* **BRIEF**: Quote each of the items below word for word, with nothing changed.
=== RECORDS ===
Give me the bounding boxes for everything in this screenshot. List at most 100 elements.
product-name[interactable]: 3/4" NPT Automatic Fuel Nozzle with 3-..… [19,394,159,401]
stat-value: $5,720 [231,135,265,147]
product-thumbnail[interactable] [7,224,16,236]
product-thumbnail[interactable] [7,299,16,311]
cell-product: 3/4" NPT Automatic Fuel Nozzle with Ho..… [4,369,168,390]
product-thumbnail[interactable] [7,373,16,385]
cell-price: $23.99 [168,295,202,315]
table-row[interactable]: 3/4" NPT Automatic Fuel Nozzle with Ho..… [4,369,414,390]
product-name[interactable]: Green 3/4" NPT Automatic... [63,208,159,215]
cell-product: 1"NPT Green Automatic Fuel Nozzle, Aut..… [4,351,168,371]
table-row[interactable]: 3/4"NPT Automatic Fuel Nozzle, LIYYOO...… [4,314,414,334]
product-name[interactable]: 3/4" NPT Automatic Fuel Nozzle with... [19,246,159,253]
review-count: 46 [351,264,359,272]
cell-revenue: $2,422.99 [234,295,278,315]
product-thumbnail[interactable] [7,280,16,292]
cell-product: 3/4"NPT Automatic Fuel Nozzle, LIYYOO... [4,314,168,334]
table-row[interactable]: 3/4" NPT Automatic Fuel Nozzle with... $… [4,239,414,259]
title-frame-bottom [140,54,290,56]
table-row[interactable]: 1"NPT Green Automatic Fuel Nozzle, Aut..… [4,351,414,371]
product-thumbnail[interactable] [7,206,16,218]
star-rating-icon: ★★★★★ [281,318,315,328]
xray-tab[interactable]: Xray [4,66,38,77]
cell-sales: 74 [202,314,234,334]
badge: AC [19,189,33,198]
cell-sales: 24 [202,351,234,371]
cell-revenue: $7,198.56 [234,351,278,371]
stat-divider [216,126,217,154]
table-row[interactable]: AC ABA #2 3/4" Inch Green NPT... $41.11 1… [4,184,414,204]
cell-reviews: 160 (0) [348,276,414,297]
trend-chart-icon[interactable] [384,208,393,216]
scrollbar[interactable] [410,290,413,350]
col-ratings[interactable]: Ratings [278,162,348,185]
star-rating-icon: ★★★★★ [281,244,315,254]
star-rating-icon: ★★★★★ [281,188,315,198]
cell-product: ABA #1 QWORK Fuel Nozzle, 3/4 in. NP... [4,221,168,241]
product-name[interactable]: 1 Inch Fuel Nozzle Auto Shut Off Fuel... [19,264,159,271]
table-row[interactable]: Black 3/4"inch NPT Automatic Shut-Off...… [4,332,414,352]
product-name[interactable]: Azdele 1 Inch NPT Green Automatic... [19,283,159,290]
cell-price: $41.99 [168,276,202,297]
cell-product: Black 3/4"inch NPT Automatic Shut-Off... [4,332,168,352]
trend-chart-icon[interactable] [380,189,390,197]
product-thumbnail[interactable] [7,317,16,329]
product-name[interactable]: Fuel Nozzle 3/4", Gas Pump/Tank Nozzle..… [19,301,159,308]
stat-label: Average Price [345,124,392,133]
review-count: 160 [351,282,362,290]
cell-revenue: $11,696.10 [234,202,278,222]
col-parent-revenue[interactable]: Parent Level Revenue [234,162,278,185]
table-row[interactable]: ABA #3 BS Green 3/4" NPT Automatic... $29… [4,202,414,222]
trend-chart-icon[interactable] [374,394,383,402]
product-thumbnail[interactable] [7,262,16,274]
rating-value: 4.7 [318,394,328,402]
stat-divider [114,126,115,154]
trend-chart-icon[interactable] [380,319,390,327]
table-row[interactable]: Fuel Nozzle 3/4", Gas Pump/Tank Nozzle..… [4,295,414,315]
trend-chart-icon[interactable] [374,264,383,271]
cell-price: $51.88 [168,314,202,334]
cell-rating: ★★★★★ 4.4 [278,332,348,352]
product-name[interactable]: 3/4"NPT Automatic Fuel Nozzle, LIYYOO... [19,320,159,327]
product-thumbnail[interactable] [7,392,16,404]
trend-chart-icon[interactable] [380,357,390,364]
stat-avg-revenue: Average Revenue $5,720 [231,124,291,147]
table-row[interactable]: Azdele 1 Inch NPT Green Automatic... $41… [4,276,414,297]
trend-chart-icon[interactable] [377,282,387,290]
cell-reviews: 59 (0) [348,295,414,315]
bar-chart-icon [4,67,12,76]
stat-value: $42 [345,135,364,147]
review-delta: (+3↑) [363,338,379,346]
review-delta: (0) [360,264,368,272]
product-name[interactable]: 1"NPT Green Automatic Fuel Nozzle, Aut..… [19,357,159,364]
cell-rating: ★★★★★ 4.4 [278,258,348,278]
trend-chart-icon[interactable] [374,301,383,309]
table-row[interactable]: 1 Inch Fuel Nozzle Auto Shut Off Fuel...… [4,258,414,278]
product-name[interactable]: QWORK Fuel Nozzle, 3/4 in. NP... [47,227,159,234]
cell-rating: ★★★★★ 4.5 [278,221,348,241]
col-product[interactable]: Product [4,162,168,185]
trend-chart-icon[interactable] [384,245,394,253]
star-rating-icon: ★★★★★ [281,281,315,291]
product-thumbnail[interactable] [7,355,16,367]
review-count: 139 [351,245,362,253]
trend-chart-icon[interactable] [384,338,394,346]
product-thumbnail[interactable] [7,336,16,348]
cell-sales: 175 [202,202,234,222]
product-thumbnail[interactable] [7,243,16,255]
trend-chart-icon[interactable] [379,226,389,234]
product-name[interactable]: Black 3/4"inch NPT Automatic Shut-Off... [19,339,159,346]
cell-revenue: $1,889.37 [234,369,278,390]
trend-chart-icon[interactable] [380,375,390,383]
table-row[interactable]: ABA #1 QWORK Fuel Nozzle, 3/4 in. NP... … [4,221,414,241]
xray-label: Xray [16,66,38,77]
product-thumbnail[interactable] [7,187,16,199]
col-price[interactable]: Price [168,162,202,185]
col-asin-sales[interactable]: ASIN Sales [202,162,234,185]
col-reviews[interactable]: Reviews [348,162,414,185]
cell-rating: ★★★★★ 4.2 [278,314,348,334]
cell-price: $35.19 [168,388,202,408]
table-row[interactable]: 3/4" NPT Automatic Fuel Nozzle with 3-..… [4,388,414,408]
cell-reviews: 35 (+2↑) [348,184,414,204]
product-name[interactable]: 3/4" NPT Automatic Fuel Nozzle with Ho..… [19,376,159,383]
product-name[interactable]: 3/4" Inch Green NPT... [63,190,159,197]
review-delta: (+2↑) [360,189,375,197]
===
* **FULL OUTPUT**:
Give me the bounding boxes for everything in this screenshot. List at most 100 elements.
product-name[interactable]: 3/4" NPT Automatic Fuel Nozzle with 3-..… [19,394,159,401]
stat-value: $5,720 [231,135,265,147]
product-thumbnail[interactable] [7,224,16,236]
product-thumbnail[interactable] [7,299,16,311]
cell-product: 3/4" NPT Automatic Fuel Nozzle with Ho..… [4,369,168,390]
product-thumbnail[interactable] [7,373,16,385]
cell-price: $23.99 [168,295,202,315]
table-row[interactable]: 3/4" NPT Automatic Fuel Nozzle with Ho..… [4,369,414,390]
product-name[interactable]: Green 3/4" NPT Automatic... [63,208,159,215]
cell-product: 1"NPT Green Automatic Fuel Nozzle, Aut..… [4,351,168,371]
table-row[interactable]: 3/4"NPT Automatic Fuel Nozzle, LIYYOO...… [4,314,414,334]
product-name[interactable]: 3/4" NPT Automatic Fuel Nozzle with... [19,246,159,253]
review-count: 46 [351,264,359,272]
cell-revenue: $2,422.99 [234,295,278,315]
product-thumbnail[interactable] [7,280,16,292]
cell-product: 3/4"NPT Automatic Fuel Nozzle, LIYYOO... [4,314,168,334]
table-row[interactable]: 3/4" NPT Automatic Fuel Nozzle with... $… [4,239,414,259]
title-frame-bottom [140,54,290,56]
table-row[interactable]: 1"NPT Green Automatic Fuel Nozzle, Aut..… [4,351,414,371]
product-thumbnail[interactable] [7,206,16,218]
star-rating-icon: ★★★★★ [281,318,315,328]
xray-tab[interactable]: Xray [4,66,38,77]
cell-sales: 74 [202,314,234,334]
badge: AC [19,189,33,198]
cell-sales: 24 [202,351,234,371]
cell-revenue: $7,198.56 [234,351,278,371]
stat-divider [216,126,217,154]
table-row[interactable]: AC ABA #2 3/4" Inch Green NPT... $41.11 1… [4,184,414,204]
cell-reviews: 160 (0) [348,276,414,297]
trend-chart-icon[interactable] [384,208,393,216]
scrollbar[interactable] [410,290,413,350]
col-ratings[interactable]: Ratings [278,162,348,185]
star-rating-icon: ★★★★★ [281,244,315,254]
star-rating-icon: ★★★★★ [281,188,315,198]
cell-product: ABA #1 QWORK Fuel Nozzle, 3/4 in. NP... [4,221,168,241]
product-name[interactable]: 1 Inch Fuel Nozzle Auto Shut Off Fuel... [19,264,159,271]
table-row[interactable]: Black 3/4"inch NPT Automatic Shut-Off...… [4,332,414,352]
product-name[interactable]: Azdele 1 Inch NPT Green Automatic... [19,283,159,290]
cell-price: $41.99 [168,276,202,297]
cell-product: Black 3/4"inch NPT Automatic Shut-Off... [4,332,168,352]
trend-chart-icon[interactable] [380,189,390,197]
product-thumbnail[interactable] [7,317,16,329]
product-name[interactable]: Fuel Nozzle 3/4", Gas Pump/Tank Nozzle..… [19,301,159,308]
stat-label: Average Price [345,124,392,133]
review-count: 160 [351,282,362,290]
cell-revenue: $11,696.10 [234,202,278,222]
col-parent-revenue[interactable]: Parent Level Revenue [234,162,278,185]
table-row[interactable]: ABA #3 BS Green 3/4" NPT Automatic... $29… [4,202,414,222]
trend-chart-icon[interactable] [374,394,383,402]
product-thumbnail[interactable] [7,262,16,274]
rating-value: 4.7 [318,394,328,402]
stat-divider [114,126,115,154]
trend-chart-icon[interactable] [380,319,390,327]
table-row[interactable]: Fuel Nozzle 3/4", Gas Pump/Tank Nozzle..… [4,295,414,315]
trend-chart-icon[interactable] [374,264,383,271]
cell-price: $51.88 [168,314,202,334]
cell-rating: ★★★★★ 4.4 [278,332,348,352]
product-name[interactable]: 3/4"NPT Automatic Fuel Nozzle, LIYYOO... [19,320,159,327]
product-thumbnail[interactable] [7,392,16,404]
trend-chart-icon[interactable] [380,357,390,364]
stat-avg-revenue: Average Revenue $5,720 [231,124,291,147]
table-row[interactable]: Azdele 1 Inch NPT Green Automatic... $41… [4,276,414,297]
trend-chart-icon[interactable] [377,282,387,290]
cell-reviews: 59 (0) [348,295,414,315]
bar-chart-icon [4,67,12,76]
stat-value: $42 [345,135,364,147]
review-delta: (+3↑) [363,338,379,346]
review-delta: (0) [360,264,368,272]
product-name[interactable]: 1"NPT Green Automatic Fuel Nozzle, Aut..… [19,357,159,364]
cell-rating: ★★★★★ 4.4 [278,258,348,278]
trend-chart-icon[interactable] [374,301,383,309]
table-row[interactable]: 1 Inch Fuel Nozzle Auto Shut Off Fuel...… [4,258,414,278]
product-name[interactable]: QWORK Fuel Nozzle, 3/4 in. NP... [47,227,159,234]
cell-rating: ★★★★★ 4.5 [278,221,348,241]
col-product[interactable]: Product [4,162,168,185]
trend-chart-icon[interactable] [384,245,394,253]
star-rating-icon: ★★★★★ [281,281,315,291]
product-thumbnail[interactable] [7,355,16,367]
review-count: 139 [351,245,362,253]
trend-chart-icon[interactable] [384,338,394,346]
product-thumbnail[interactable] [7,336,16,348]
cell-sales: 175 [202,202,234,222]
product-thumbnail[interactable] [7,243,16,255]
trend-chart-icon[interactable] [379,226,389,234]
product-name[interactable]: Black 3/4"inch NPT Automatic Shut-Off... [19,339,159,346]
cell-revenue: $1,889.37 [234,369,278,390]
trend-chart-icon[interactable] [380,375,390,383]
table-row[interactable]: ABA #1 QWORK Fuel Nozzle, 3/4 in. NP... … [4,221,414,241]
xray-label: Xray [16,66,38,77]
product-thumbnail[interactable] [7,187,16,199]
col-price[interactable]: Price [168,162,202,185]
col-asin-sales[interactable]: ASIN Sales [202,162,234,185]
col-reviews[interactable]: Reviews [348,162,414,185]
cell-rating: ★★★★★ 4.2 [278,314,348,334]
cell-price: $35.19 [168,388,202,408]
table-row[interactable]: 3/4" NPT Automatic Fuel Nozzle with 3-..… [4,388,414,408]
cell-reviews: 35 (+2↑) [348,184,414,204]
product-name[interactable]: 3/4" NPT Automatic Fuel Nozzle with Ho..… [19,376,159,383]
product-name[interactable]: 3/4" Inch Green NPT... [63,190,159,197]
review-delta: (+2↑) [360,189,375,197]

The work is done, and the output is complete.